> _Task objective_:
Write out, word for word, the part of the noVNC SSL guide starting at "vncserver \" and ending at "fire up Websockify.".

> _Selected extract_:

.....

Websockify & noVNC: Adding SSL

If you’re going to be exposing noVNC on the (public) internet, then it’s vital that you take some security measures. You should install a suitable SSL certificate and serve noVNC via HTTPS rather than HTTP. Getting that all up and running can be moderately tricky. Here’s a quick recipe to get a minimal setup working.

Launch VNC & noVNC

Configure VNC as described in this previous post. Start the VNC server.

vncserver \
  -localhost no \
  -geometry 1024x768 \
  -SecurityTypes None \
  --I-KNOW-THIS-IS-INSECURE \
  :0

The VNC server should be listening on port 5900. Now fire up Websockify.

websockify \
  --verbose \
  --web /usr/share/novnc/ \
  6080 \
  localhost:5900

That will launch Websockify listening on port 6080, acting as an interface to the VNC server running on port 5900. You can include the -D flag to run this process as a daemon.

Create a DNS Name

We don’t strictly need this just yet, but it’s useful to set up a DNS name for the server now. You’ll most likely need to create A type DNS entry mapped to the IP address for the server. For the purpose of this post I assigned the DNS name novnc.datawookie.dev.

Configure NGINX

Now we’ll set up NGINX as a reverse HTTP proxy. Copy the configuration below to /etc/nginx/nginx.conf. Replace the DNS name with the one you’ve just created. You can also leave out the server_name entry at this stage.

.....

> _Record extracts_:

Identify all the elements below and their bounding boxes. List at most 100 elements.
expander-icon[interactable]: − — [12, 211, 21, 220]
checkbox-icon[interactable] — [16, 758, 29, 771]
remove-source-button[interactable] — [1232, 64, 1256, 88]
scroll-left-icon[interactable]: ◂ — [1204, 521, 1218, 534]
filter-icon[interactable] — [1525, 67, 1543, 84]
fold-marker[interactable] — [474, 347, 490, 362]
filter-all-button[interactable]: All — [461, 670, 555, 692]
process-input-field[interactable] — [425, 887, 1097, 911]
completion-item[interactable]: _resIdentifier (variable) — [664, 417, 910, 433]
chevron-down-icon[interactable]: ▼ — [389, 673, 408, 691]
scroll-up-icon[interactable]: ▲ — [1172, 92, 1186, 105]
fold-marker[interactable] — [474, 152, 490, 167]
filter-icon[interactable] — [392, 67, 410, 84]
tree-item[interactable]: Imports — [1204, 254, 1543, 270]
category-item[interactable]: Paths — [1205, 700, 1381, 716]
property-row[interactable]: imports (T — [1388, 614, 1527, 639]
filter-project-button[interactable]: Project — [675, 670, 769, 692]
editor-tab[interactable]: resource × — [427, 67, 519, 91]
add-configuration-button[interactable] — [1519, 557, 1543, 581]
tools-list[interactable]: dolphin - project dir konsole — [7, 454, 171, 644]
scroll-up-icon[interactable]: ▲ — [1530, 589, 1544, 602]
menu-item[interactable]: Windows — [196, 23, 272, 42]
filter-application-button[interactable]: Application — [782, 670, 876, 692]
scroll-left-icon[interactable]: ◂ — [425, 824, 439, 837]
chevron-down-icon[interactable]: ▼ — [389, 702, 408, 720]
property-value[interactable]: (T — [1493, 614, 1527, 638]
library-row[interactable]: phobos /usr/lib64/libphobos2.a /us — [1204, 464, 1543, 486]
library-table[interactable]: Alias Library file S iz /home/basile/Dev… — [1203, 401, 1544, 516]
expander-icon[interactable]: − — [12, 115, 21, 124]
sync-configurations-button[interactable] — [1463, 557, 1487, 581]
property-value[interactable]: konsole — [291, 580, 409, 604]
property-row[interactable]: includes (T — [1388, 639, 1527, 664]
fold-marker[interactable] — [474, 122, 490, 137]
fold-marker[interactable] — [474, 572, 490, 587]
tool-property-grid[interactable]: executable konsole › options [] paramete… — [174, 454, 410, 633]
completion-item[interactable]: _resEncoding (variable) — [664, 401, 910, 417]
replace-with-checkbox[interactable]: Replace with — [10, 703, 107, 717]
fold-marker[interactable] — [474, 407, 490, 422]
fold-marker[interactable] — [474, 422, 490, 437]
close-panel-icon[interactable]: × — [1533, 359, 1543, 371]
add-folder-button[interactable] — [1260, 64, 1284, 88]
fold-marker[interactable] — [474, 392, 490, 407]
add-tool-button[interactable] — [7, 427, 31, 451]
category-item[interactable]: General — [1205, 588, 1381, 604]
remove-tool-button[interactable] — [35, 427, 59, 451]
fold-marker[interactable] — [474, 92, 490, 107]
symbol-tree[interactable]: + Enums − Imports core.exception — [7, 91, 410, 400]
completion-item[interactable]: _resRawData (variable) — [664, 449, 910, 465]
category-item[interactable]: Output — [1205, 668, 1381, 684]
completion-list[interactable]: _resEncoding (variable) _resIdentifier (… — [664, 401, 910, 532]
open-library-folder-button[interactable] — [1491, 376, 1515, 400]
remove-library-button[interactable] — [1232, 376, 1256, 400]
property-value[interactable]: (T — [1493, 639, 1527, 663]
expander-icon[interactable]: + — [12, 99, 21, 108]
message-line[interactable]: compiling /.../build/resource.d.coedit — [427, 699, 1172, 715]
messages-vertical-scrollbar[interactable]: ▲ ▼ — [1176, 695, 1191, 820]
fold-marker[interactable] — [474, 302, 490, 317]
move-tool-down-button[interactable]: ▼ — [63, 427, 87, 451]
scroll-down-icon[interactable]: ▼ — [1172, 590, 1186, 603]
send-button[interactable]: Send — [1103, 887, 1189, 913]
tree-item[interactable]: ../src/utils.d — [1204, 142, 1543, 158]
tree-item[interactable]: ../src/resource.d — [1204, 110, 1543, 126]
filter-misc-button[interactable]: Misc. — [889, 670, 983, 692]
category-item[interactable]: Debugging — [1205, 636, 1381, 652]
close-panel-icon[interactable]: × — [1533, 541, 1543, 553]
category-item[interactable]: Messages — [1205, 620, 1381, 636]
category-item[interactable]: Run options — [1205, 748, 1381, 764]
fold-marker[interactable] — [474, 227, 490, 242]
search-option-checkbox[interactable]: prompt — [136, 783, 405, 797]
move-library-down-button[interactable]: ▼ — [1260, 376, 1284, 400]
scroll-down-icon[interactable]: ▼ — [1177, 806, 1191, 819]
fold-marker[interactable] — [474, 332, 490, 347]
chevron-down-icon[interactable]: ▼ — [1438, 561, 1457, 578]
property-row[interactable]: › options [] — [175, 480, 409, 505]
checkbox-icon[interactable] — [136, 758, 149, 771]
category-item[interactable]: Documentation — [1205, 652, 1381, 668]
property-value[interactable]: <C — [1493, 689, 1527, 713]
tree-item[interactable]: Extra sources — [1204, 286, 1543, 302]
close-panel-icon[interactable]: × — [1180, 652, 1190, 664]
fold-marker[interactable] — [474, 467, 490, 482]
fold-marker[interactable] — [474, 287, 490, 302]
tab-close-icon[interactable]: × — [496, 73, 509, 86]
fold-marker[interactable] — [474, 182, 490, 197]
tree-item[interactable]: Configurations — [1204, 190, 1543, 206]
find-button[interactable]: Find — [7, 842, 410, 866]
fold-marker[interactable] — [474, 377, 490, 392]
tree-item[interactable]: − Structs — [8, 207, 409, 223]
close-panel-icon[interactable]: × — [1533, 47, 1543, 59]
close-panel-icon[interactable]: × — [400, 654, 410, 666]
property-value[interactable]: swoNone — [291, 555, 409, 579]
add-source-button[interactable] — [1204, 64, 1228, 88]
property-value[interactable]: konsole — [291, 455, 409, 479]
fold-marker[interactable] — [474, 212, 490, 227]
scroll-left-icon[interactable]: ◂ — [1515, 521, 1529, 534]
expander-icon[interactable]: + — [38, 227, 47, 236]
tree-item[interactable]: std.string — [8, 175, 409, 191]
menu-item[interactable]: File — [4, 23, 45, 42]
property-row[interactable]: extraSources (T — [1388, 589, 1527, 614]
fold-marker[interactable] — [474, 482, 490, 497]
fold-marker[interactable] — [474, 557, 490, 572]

.....

> _Task output_:
vncserver \
  -localhost no \
  -geometry 1024x768 \
  -SecurityTypes None \
  --I-KNOW-THIS-IS-INSECURE \
  :0

The VNC server should be listening on port 5900. Now fire up Websockify.